[Source records]
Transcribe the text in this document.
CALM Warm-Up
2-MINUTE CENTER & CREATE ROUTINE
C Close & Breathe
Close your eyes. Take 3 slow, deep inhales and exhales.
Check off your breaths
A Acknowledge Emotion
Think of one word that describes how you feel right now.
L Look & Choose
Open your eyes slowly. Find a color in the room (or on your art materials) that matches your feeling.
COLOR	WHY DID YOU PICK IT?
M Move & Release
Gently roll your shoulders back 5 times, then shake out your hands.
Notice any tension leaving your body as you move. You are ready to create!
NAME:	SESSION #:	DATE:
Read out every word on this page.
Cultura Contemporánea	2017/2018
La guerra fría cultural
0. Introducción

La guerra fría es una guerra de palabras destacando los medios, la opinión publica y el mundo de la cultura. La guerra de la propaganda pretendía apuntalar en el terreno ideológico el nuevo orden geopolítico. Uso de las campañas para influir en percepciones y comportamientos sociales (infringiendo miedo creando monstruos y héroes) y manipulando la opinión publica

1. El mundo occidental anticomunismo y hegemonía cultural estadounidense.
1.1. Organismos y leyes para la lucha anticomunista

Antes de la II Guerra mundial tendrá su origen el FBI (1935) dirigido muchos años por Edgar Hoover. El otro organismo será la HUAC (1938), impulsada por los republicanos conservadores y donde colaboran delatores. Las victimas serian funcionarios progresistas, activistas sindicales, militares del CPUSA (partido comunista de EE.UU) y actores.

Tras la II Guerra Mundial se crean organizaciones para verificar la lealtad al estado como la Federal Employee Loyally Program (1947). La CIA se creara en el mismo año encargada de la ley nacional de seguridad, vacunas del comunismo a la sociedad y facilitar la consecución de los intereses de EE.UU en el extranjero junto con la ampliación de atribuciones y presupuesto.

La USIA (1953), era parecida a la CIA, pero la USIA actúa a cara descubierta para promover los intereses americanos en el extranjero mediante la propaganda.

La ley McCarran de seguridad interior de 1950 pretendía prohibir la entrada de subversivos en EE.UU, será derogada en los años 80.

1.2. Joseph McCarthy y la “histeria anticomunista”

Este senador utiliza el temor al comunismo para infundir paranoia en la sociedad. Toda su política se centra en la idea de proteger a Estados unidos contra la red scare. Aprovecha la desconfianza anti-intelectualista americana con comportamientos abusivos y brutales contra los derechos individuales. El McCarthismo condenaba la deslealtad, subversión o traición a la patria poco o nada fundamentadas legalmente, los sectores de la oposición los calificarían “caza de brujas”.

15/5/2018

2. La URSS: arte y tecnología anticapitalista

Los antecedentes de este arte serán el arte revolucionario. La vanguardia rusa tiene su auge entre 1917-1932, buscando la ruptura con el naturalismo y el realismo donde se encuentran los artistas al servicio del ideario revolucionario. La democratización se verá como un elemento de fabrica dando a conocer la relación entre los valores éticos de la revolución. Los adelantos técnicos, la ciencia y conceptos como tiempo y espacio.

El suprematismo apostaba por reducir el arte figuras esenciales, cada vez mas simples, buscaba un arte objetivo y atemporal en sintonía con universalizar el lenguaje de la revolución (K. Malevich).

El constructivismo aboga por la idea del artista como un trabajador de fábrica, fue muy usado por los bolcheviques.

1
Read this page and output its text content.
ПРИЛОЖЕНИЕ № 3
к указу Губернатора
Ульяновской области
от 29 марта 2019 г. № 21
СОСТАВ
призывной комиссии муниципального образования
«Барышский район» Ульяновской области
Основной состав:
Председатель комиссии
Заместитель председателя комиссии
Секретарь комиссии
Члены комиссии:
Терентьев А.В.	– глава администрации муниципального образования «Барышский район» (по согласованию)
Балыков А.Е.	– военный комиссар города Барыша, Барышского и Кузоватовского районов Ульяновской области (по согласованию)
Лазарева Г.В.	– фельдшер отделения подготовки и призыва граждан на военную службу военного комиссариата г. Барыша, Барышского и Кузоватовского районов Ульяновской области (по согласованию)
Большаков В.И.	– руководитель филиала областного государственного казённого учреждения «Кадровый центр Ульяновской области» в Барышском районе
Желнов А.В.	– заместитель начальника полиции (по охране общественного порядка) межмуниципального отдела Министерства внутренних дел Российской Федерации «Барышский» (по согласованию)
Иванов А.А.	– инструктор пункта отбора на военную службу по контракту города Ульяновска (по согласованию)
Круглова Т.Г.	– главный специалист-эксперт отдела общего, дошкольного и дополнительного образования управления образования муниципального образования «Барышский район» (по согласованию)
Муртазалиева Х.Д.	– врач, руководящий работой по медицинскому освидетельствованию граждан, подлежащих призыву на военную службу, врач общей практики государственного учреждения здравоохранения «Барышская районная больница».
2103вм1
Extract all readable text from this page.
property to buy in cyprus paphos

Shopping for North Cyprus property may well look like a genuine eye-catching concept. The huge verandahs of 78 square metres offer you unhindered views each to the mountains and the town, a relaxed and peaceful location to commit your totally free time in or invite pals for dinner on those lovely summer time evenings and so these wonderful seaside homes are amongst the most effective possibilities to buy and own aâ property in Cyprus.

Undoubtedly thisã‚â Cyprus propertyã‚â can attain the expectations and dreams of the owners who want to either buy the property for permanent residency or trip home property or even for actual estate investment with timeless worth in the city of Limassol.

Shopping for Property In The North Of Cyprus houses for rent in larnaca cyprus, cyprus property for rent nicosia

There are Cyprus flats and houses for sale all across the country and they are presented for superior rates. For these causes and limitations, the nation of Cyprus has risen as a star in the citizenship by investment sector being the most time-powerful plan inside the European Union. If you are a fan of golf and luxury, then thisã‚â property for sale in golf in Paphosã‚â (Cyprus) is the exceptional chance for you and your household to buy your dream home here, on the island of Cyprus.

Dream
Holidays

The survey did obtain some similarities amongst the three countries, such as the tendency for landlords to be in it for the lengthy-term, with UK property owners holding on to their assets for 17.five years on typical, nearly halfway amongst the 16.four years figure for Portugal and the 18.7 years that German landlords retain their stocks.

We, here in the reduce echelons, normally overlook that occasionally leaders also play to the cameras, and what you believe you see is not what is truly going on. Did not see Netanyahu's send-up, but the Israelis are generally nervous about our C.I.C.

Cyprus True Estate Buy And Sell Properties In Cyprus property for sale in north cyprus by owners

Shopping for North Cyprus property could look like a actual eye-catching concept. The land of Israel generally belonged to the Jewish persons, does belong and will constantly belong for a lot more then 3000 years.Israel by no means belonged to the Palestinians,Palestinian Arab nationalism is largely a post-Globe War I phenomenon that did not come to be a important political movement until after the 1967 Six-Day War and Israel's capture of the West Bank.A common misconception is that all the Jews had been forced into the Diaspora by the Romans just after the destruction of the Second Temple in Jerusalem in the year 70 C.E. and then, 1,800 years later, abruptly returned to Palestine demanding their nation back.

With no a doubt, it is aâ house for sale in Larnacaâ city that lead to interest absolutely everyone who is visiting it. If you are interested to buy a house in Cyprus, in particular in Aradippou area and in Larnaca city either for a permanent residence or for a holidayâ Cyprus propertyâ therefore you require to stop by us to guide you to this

#### [EXERCISE BRIEF]
Write out the full listing, keeping every line exactly as it is.

#### [EXPECTED OUTPUT]
Transcribe the text in this document.
CALM Warm-Up
2-MINUTE CENTER & CREATE ROUTINE
C Close & Breathe
Close your eyes. Take 3 slow, deep inhales and exhales.
Check off your breaths
A Acknowledge Emotion
Think of one word that describes how you feel right now.
L Look & Choose
Open your eyes slowly. Find a color in the room (or on your art materials) that matches your feeling.
COLOR	WHY DID YOU PICK IT?
M Move & Release
Gently roll your shoulders back 5 times, then shake out your hands.
Notice any tension leaving your body as you move. You are ready to create!
NAME:	SESSION #:	DATE:
Read out every word on this page.
Cultura Contemporánea	2017/2018
La guerra fría cultural
0. Introducción

La guerra fría es una guerra de palabras destacando los medios, la opinión publica y el mundo de la cultura. La guerra de la propaganda pretendía apuntalar en el terreno ideológico el nuevo orden geopolítico. Uso de las campañas para influir en percepciones y comportamientos sociales (infringiendo miedo creando monstruos y héroes) y manipulando la opinión publica

1. El mundo occidental anticomunismo y hegemonía cultural estadounidense.
1.1. Organismos y leyes para la lucha anticomunista

Antes de la II Guerra mundial tendrá su origen el FBI (1935) dirigido muchos años por Edgar Hoover. El otro organismo será la HUAC (1938), impulsada por los republicanos conservadores y donde colaboran delatores. Las victimas serian funcionarios progresistas, activistas sindicales, militares del CPUSA (partido comunista de EE.UU) y actores.

Tras la II Guerra Mundial se crean organizaciones para verificar la lealtad al estado como la Federal Employee Loyally Program (1947). La CIA se creara en el mismo año encargada de la ley nacional de seguridad, vacunas del comunismo a la sociedad y facilitar la consecución de los intereses de EE.UU en el extranjero junto con la ampliación de atribuciones y presupuesto.

La USIA (1953), era parecida a la CIA, pero la USIA actúa a cara descubierta para promover los intereses americanos en el extranjero mediante la propaganda.

La ley McCarran de seguridad interior de 1950 pretendía prohibir la entrada de subversivos en EE.UU, será derogada en los años 80.

1.2. Joseph McCarthy y la “histeria anticomunista”

Este senador utiliza el temor al comunismo para infundir paranoia en la sociedad. Toda su política se centra en la idea de proteger a Estados unidos contra la red scare. Aprovecha la desconfianza anti-intelectualista americana con comportamientos abusivos y brutales contra los derechos individuales. El McCarthismo condenaba la deslealtad, subversión o traición a la patria poco o nada fundamentadas legalmente, los sectores de la oposición los calificarían “caza de brujas”.

15/5/2018

2. La URSS: arte y tecnología anticapitalista

Los antecedentes de este arte serán el arte revolucionario. La vanguardia rusa tiene su auge entre 1917-1932, buscando la ruptura con el naturalismo y el realismo donde se encuentran los artistas al servicio del ideario revolucionario. La democratización se verá como un elemento de fabrica dando a conocer la relación entre los valores éticos de la revolución. Los adelantos técnicos, la ciencia y conceptos como tiempo y espacio.

El suprematismo apostaba por reducir el arte figuras esenciales, cada vez mas simples, buscaba un arte objetivo y atemporal en sintonía con universalizar el lenguaje de la revolución (K. Malevich).

El constructivismo aboga por la idea del artista como un trabajador de fábrica, fue muy usado por los bolcheviques.

1
Read this page and output its text content.
ПРИЛОЖЕНИЕ № 3
к указу Губернатора
Ульяновской области
от 29 марта 2019 г. № 21
СОСТАВ
призывной комиссии муниципального образования
«Барышский район» Ульяновской области
Основной состав:
Председатель комиссии
Заместитель председателя комиссии
Секретарь комиссии
Члены комиссии:
Терентьев А.В.	– глава администрации муниципального образования «Барышский район» (по согласованию)
Балыков А.Е.	– военный комиссар города Барыша, Барышского и Кузоватовского районов Ульяновской области (по согласованию)
Лазарева Г.В.	– фельдшер отделения подготовки и призыва граждан на военную службу военного комиссариата г. Барыша, Барышского и Кузоватовского районов Ульяновской области (по согласованию)
Большаков В.И.	– руководитель филиала областного государственного казённого учреждения «Кадровый центр Ульяновской области» в Барышском районе
Желнов А.В.	– заместитель начальника полиции (по охране общественного порядка) межмуниципального отдела Министерства внутренних дел Российской Федерации «Барышский» (по согласованию)
Иванов А.А.	– инструктор пункта отбора на военную службу по контракту города Ульяновска (по согласованию)
Круглова Т.Г.	– главный специалист-эксперт отдела общего, дошкольного и дополнительного образования управления образования муниципального образования «Барышский район» (по согласованию)
Муртазалиева Х.Д.	– врач, руководящий работой по медицинскому освидетельствованию граждан, подлежащих призыву на военную службу, врач общей практики государственного учреждения здравоохранения «Барышская районная больница».
2103вм1
Extract all readable text from this page.
property to buy in cyprus paphos

Shopping for North Cyprus property may well look like a genuine eye-catching concept. The huge verandahs of 78 square metres offer you unhindered views each to the mountains and the town, a relaxed and peaceful location to commit your totally free time in or invite pals for dinner on those lovely summer time evenings and so these wonderful seaside homes are amongst the most effective possibilities to buy and own aâ property in Cyprus.

Undoubtedly thisã‚â Cyprus propertyã‚â can attain the expectations and dreams of the owners who want to either buy the property for permanent residency or trip home property or even for actual estate investment with timeless worth in the city of Limassol.

Shopping for Property In The North Of Cyprus houses for rent in larnaca cyprus, cyprus property for rent nicosia

There are Cyprus flats and houses for sale all across the country and they are presented for superior rates. For these causes and limitations, the nation of Cyprus has risen as a star in the citizenship by investment sector being the most time-powerful plan inside the European Union. If you are a fan of golf and luxury, then thisã‚â property for sale in golf in Paphosã‚â (Cyprus) is the exceptional chance for you and your household to buy your dream home here, on the island of Cyprus.

Dream
Holidays

The survey did obtain some similarities amongst the three countries, such as the tendency for landlords to be in it for the lengthy-term, with UK property owners holding on to their assets for 17.five years on typical, nearly halfway amongst the 16.four years figure for Portugal and the 18.7 years that German landlords retain their stocks.

We, here in the reduce echelons, normally overlook that occasionally leaders also play to the cameras, and what you believe you see is not what is truly going on. Did not see Netanyahu's send-up, but the Israelis are generally nervous about our C.I.C.

Cyprus True Estate Buy And Sell Properties In Cyprus property for sale in north cyprus by owners

Shopping for North Cyprus property could look like a actual eye-catching concept. The land of Israel generally belonged to the Jewish persons, does belong and will constantly belong for a lot more then 3000 years.Israel by no means belonged to the Palestinians,Palestinian Arab nationalism is largely a post-Globe War I phenomenon that did not come to be a important political movement until after the 1967 Six-Day War and Israel's capture of the West Bank.A common misconception is that all the Jews had been forced into the Diaspora by the Romans just after the destruction of the Second Temple in Jerusalem in the year 70 C.E. and then, 1,800 years later, abruptly returned to Palestine demanding their nation back.

With no a doubt, it is aâ house for sale in Larnacaâ city that lead to interest absolutely everyone who is visiting it. If you are interested to buy a house in Cyprus, in particular in Aradippou area and in Larnaca city either for a permanent residence or for a holidayâ Cyprus propertyâ therefore you require to stop by us to guide you to this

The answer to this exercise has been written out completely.